[Dataset entries]
·····
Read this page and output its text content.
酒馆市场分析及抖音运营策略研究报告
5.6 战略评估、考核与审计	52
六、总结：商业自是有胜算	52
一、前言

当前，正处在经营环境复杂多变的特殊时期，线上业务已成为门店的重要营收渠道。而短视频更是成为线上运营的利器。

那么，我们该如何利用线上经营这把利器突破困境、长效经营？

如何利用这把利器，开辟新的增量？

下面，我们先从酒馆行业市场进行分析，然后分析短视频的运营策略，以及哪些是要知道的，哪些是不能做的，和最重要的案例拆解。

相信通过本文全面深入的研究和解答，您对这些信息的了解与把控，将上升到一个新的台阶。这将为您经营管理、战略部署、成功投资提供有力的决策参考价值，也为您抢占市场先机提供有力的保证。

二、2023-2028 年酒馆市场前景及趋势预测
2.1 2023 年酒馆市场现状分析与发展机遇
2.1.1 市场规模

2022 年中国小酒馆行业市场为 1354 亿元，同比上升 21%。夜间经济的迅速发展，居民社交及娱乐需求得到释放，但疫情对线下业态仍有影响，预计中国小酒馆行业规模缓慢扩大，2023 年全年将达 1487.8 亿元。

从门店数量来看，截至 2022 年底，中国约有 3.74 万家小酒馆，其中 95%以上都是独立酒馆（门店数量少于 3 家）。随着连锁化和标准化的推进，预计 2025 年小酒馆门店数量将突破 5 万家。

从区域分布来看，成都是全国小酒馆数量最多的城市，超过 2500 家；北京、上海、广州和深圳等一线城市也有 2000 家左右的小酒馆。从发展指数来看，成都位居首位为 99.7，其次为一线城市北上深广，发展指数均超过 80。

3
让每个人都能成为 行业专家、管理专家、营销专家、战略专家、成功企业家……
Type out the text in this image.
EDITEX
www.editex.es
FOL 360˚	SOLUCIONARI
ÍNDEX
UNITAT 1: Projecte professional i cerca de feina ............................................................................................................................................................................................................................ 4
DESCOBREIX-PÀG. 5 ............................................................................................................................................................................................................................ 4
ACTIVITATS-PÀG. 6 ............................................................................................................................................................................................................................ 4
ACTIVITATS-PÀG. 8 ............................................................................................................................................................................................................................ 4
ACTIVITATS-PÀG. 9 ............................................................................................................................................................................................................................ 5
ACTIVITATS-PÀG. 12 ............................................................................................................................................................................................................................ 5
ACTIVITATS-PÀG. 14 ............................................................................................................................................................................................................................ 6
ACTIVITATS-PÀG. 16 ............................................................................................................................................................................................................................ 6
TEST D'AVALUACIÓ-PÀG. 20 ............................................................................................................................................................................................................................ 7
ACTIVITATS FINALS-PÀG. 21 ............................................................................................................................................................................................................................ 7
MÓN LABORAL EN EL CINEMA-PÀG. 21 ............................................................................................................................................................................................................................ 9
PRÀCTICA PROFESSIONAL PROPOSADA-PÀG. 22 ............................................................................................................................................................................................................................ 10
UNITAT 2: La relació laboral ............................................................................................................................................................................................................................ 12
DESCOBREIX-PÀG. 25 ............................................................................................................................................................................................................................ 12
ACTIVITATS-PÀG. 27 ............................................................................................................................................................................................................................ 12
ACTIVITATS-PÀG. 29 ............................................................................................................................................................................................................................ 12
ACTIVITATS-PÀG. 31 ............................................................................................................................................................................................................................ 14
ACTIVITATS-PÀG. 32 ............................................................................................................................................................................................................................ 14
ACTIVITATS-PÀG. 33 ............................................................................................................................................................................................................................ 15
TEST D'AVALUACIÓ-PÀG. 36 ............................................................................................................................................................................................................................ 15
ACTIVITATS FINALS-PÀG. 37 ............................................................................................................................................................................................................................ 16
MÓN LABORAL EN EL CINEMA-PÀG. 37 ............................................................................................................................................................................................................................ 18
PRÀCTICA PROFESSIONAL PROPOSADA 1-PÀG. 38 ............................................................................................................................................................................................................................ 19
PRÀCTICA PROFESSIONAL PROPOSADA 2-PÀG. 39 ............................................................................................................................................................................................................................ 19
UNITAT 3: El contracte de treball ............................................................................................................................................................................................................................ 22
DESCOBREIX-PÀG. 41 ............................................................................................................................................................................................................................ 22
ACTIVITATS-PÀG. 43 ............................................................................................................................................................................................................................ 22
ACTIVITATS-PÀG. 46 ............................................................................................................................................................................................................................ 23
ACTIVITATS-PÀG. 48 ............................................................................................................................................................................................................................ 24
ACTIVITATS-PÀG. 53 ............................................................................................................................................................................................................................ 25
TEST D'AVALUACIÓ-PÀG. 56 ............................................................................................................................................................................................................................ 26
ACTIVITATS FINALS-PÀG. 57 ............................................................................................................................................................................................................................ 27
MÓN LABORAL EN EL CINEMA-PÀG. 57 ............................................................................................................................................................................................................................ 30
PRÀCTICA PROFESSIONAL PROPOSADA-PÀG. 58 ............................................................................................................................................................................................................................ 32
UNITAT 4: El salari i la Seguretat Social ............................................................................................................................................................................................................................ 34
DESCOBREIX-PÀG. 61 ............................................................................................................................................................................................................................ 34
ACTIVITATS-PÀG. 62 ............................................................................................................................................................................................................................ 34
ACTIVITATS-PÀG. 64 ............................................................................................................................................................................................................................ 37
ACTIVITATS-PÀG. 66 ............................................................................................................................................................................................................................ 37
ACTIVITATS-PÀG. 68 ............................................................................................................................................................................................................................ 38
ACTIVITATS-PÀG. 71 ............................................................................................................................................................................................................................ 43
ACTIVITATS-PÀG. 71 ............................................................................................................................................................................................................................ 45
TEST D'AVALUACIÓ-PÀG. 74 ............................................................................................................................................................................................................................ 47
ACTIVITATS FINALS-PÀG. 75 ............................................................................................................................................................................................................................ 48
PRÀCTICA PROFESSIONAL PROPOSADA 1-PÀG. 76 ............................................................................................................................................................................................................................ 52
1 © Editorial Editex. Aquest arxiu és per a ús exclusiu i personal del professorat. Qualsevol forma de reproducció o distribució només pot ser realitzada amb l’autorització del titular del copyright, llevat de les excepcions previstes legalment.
·····
Your instructions: Check every line of the data above for the string "text", and copy those that have it.

Task solution:
Read this page and output its text content.
Type out the text in this image.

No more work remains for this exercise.